**EXERCISE:** Restate each of the lines below word for word and drop every picture.

**RECORDS TO USE:**

***

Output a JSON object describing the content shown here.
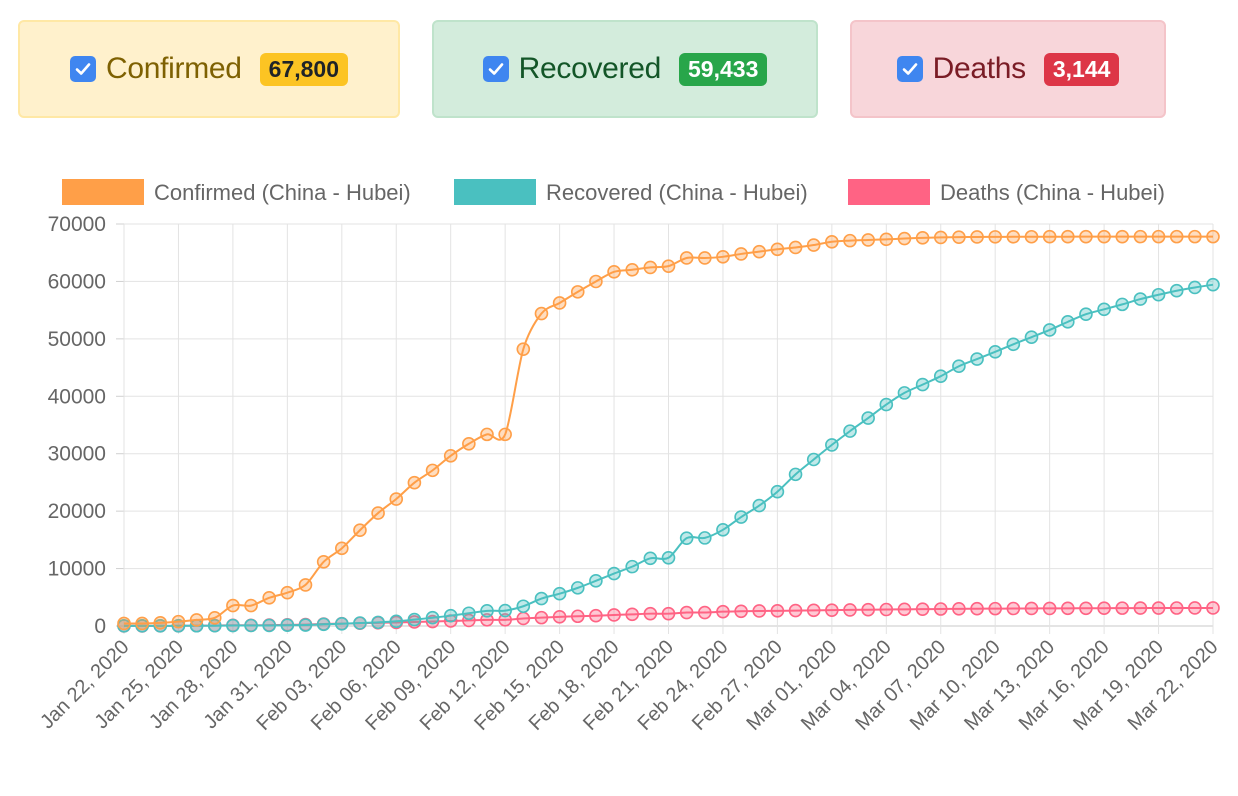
{
  "cards": {
    "confirmed": {
      "label": "Confirmed",
      "count": "67,800",
      "checked": true
    },
    "recovered": {
      "label": "Recovered",
      "count": "59,433",
      "checked": true
    },
    "deaths": {
      "label": "Deaths",
      "count": "3,144",
      "checked": true
    }
  },
  "colors": {
    "confirmed": "#ff9f48",
    "recovered": "#4ac0c0",
    "deaths": "#ff6384"
  },
  "chart_data": {
    "type": "line",
    "title": "",
    "xlabel": "",
    "ylabel": "",
    "ylim": [
      0,
      70000
    ],
    "yticks": [
      0,
      10000,
      20000,
      30000,
      40000,
      50000,
      60000,
      70000
    ],
    "grid": true,
    "legend_position": "top",
    "x": [
      "Jan 22, 2020",
      "Jan 23, 2020",
      "Jan 24, 2020",
      "Jan 25, 2020",
      "Jan 26, 2020",
      "Jan 27, 2020",
      "Jan 28, 2020",
      "Jan 29, 2020",
      "Jan 30, 2020",
      "Jan 31, 2020",
      "Feb 01, 2020",
      "Feb 02, 2020",
      "Feb 03, 2020",
      "Feb 04, 2020",
      "Feb 05, 2020",
      "Feb 06, 2020",
      "Feb 07, 2020",
      "Feb 08, 2020",
      "Feb 09, 2020",
      "Feb 10, 2020",
      "Feb 11, 2020",
      "Feb 12, 2020",
      "Feb 13, 2020",
      "Feb 14, 2020",
      "Feb 15, 2020",
      "Feb 16, 2020",
      "Feb 17, 2020",
      "Feb 18, 2020",
      "Feb 19, 2020",
      "Feb 20, 2020",
      "Feb 21, 2020",
      "Feb 22, 2020",
      "Feb 23, 2020",
      "Feb 24, 2020",
      "Feb 25, 2020",
      "Feb 26, 2020",
      "Feb 27, 2020",
      "Feb 28, 2020",
      "Feb 29, 2020",
      "Mar 01, 2020",
      "Mar 02, 2020",
      "Mar 03, 2020",
      "Mar 04, 2020",
      "Mar 05, 2020",
      "Mar 06, 2020",
      "Mar 07, 2020",
      "Mar 08, 2020",
      "Mar 09, 2020",
      "Mar 10, 2020",
      "Mar 11, 2020",
      "Mar 12, 2020",
      "Mar 13, 2020",
      "Mar 14, 2020",
      "Mar 15, 2020",
      "Mar 16, 2020",
      "Mar 17, 2020",
      "Mar 18, 2020",
      "Mar 19, 2020",
      "Mar 20, 2020",
      "Mar 21, 2020",
      "Mar 22, 2020"
    ],
    "tick_labels": [
      "Jan 22, 2020",
      "Jan 25, 2020",
      "Jan 28, 2020",
      "Jan 31, 2020",
      "Feb 03, 2020",
      "Feb 06, 2020",
      "Feb 09, 2020",
      "Feb 12, 2020",
      "Feb 15, 2020",
      "Feb 18, 2020",
      "Feb 21, 2020",
      "Feb 24, 2020",
      "Feb 27, 2020",
      "Mar 01, 2020",
      "Mar 04, 2020",
      "Mar 07, 2020",
      "Mar 10, 2020",
      "Mar 13, 2020",
      "Mar 16, 2020",
      "Mar 19, 2020",
      "Mar 22, 2020"
    ],
    "series": [
      {
        "name": "Confirmed (China - Hubei)",
        "key": "confirmed",
        "values": [
          444,
          444,
          549,
          761,
          1058,
          1423,
          3554,
          3554,
          4903,
          5806,
          7153,
          11177,
          13522,
          16678,
          19665,
          22112,
          24953,
          27100,
          29631,
          31728,
          33366,
          33366,
          48206,
          54406,
          56249,
          58182,
          59989,
          61682,
          62031,
          62442,
          62662,
          64084,
          64084,
          64287,
          64786,
          65187,
          65596,
          65914,
          66337,
          66907,
          67103,
          67217,
          67332,
          67466,
          67592,
          67666,
          67707,
          67743,
          67760,
          67773,
          67781,
          67786,
          67790,
          67794,
          67798,
          67799,
          67800,
          67800,
          67800,
          67800,
          67800
        ]
      },
      {
        "name": "Recovered (China - Hubei)",
        "key": "recovered",
        "values": [
          28,
          28,
          31,
          32,
          42,
          45,
          80,
          88,
          90,
          141,
          168,
          295,
          386,
          522,
          633,
          817,
          1115,
          1439,
          1795,
          2222,
          2639,
          2686,
          3441,
          4774,
          5623,
          6639,
          7862,
          9128,
          10337,
          11788,
          11881,
          15299,
          15343,
          16748,
          18971,
          20969,
          23383,
          26403,
          28993,
          31536,
          33934,
          36208,
          38557,
          40592,
          42033,
          43500,
          45235,
          46488,
          47743,
          49056,
          50298,
          51553,
          52960,
          54288,
          55142,
          56003,
          56927,
          57682,
          58382,
          58946,
          59433
        ]
      },
      {
        "name": "Deaths (China - Hubei)",
        "key": "deaths",
        "values": [
          17,
          17,
          24,
          40,
          52,
          76,
          125,
          125,
          162,
          204,
          249,
          350,
          414,
          479,
          549,
          618,
          699,
          780,
          871,
          974,
          1068,
          1068,
          1310,
          1457,
          1596,
          1696,
          1789,
          1921,
          2029,
          2144,
          2144,
          2346,
          2346,
          2495,
          2563,
          2615,
          2641,
          2682,
          2727,
          2761,
          2803,
          2835,
          2871,
          2902,
          2931,
          2959,
          2986,
          3008,
          3024,
          3046,
          3056,
          3062,
          3075,
          3085,
          3099,
          3111,
          3122,
          3130,
          3133,
          3139,
          3144
        ]
      }
    ]
  }
}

***

**EXERCISE OUTPUT:**
Output a JSON object describing the content shown here.
{
  "cards": {
    "confirmed": {
      "label": "Confirmed",
      "count": "67,800",
      "checked": true
    },
    "recovered": {
      "label": "Recovered",
      "count": "59,433",
      "checked": true
    },
    "deaths": {
      "label": "Deaths",
      "count": "3,144",
      "checked": true
    }
  },
  "colors": {
    "confirmed": "#ff9f48",
    "recovered": "#4ac0c0",
    "deaths": "#ff6384"
  },
  "chart_data": {
    "type": "line",
    "title": "",
    "xlabel": "",
    "ylabel": "",
    "ylim": [
      0,
      70000
    ],
    "yticks": [
      0,
      10000,
      20000,
      30000,
      40000,
      50000,
      60000,
      70000
    ],
    "grid": true,
    "legend_position": "top",
    "x": [
      "Jan 22, 2020",
      "Jan 23, 2020",
      "Jan 24, 2020",
      "Jan 25, 2020",
      "Jan 26, 2020",
      "Jan 27, 2020",
      "Jan 28, 2020",
      "Jan 29, 2020",
      "Jan 30, 2020",
      "Jan 31, 2020",
      "Feb 01, 2020",
      "Feb 02, 2020",
      "Feb 03, 2020",
      "Feb 04, 2020",
      "Feb 05, 2020",
      "Feb 06, 2020",
      "Feb 07, 2020",
      "Feb 08, 2020",
      "Feb 09, 2020",
      "Feb 10, 2020",
      "Feb 11, 2020",
      "Feb 12, 2020",
      "Feb 13, 2020",
      "Feb 14, 2020",
      "Feb 15, 2020",
      "Feb 16, 2020",
      "Feb 17, 2020",
      "Feb 18, 2020",
      "Feb 19, 2020",
      "Feb 20, 2020",
      "Feb 21, 2020",
      "Feb 22, 2020",
      "Feb 23, 2020",
      "Feb 24, 2020",
      "Feb 25, 2020",
      "Feb 26, 2020",
      "Feb 27, 2020",
      "Feb 28, 2020",
      "Feb 29, 2020",
      "Mar 01, 2020",
      "Mar 02, 2020",
      "Mar 03, 2020",
      "Mar 04, 2020",
      "Mar 05, 2020",
      "Mar 06, 2020",
      "Mar 07, 2020",
      "Mar 08, 2020",
      "Mar 09, 2020",
      "Mar 10, 2020",
      "Mar 11, 2020",
      "Mar 12, 2020",
      "Mar 13, 2020",
      "Mar 14, 2020",
      "Mar 15, 2020",
      "Mar 16, 2020",
      "Mar 17, 2020",
      "Mar 18, 2020",
      "Mar 19, 2020",
      "Mar 20, 2020",
      "Mar 21, 2020",
      "Mar 22, 2020"
    ],
    "tick_labels": [
      "Jan 22, 2020",
      "Jan 25, 2020",
      "Jan 28, 2020",
      "Jan 31, 2020",
      "Feb 03, 2020",
      "Feb 06, 2020",
      "Feb 09, 2020",
      "Feb 12, 2020",
      "Feb 15, 2020",
      "Feb 18, 2020",
      "Feb 21, 2020",
      "Feb 24, 2020",
      "Feb 27, 2020",
      "Mar 01, 2020",
      "Mar 04, 2020",
      "Mar 07, 2020",
      "Mar 10, 2020",
      "Mar 13, 2020",
      "Mar 16, 2020",
      "Mar 19, 2020",
      "Mar 22, 2020"
    ],
    "series": [
      {
        "name": "Confirmed (China - Hubei)",
        "key": "confirmed",
        "values": [
          444,
          444,
          549,
          761,
          1058,
          1423,
          3554,
          3554,
          4903,
          5806,
          7153,
          11177,
          13522,
          16678,
          19665,
          22112,
          24953,
          27100,
          29631,
          31728,
          33366,
          33366,
          48206,
          54406,
          56249,
          58182,
          59989,
          61682,
          62031,
          62442,
          62662,
          64084,
          64084,
          64287,
          64786,
          65187,
          65596,
          65914,
          66337,
          66907,
          67103,
          67217,
          67332,
          67466,
          67592,
          67666,
          67707,
          67743,
          67760,
          67773,
          67781,
          67786,
          67790,
          67794,
          67798,
          67799,
          67800,
          67800,
          67800,
          67800,
          67800
        ]
      },
      {
        "name": "Recovered (China - Hubei)",
        "key": "recovered",
        "values": [
          28,
          28,
          31,
          32,
          42,
          45,
          80,
          88,
          90,
          141,
          168,
          295,
          386,
          522,
          633,
          817,
          1115,
          1439,
          1795,
          2222,
          2639,
          2686,
          3441,
          4774,
          5623,
          6639,
          7862,
          9128,
          10337,
          11788,
          11881,
          15299,
          15343,
          16748,
          18971,
          20969,
          23383,
          26403,
          28993,
          31536,
          33934,
          36208,
          38557,
          40592,
          42033,
          43500,
          45235,
          46488,
          47743,
          49056,
          50298,
          51553,
          52960,
          54288,
          55142,
          56003,
          56927,
          57682,
          58382,
          58946,
          59433
        ]
      },
      {
        "name": "Deaths (China - Hubei)",
        "key": "deaths",
        "values": [
          17,
          17,
          24,
          40,
          52,
          76,
          125,
          125,
          162,
          204,
          249,
          350,
          414,
          479,
          549,
          618,
          699,
          780,
          871,
          974,
          1068,
          1068,
          1310,
          1457,
          1596,
          1696,
          1789,
          1921,
          2029,
          2144,
          2144,
          2346,
          2346,
          2495,
          2563,
          2615,
          2641,
          2682,
          2727,
          2761,
          2803,
          2835,
          2871,
          2902,
          2931,
          2959,
          2986,
          3008,
          3024,
          3046,
          3056,
          3062,
          3075,
          3085,
          3099,
          3111,
          3122,
          3130,
          3133,
          3139,
          3144
        ]
      }
    ]
  }
}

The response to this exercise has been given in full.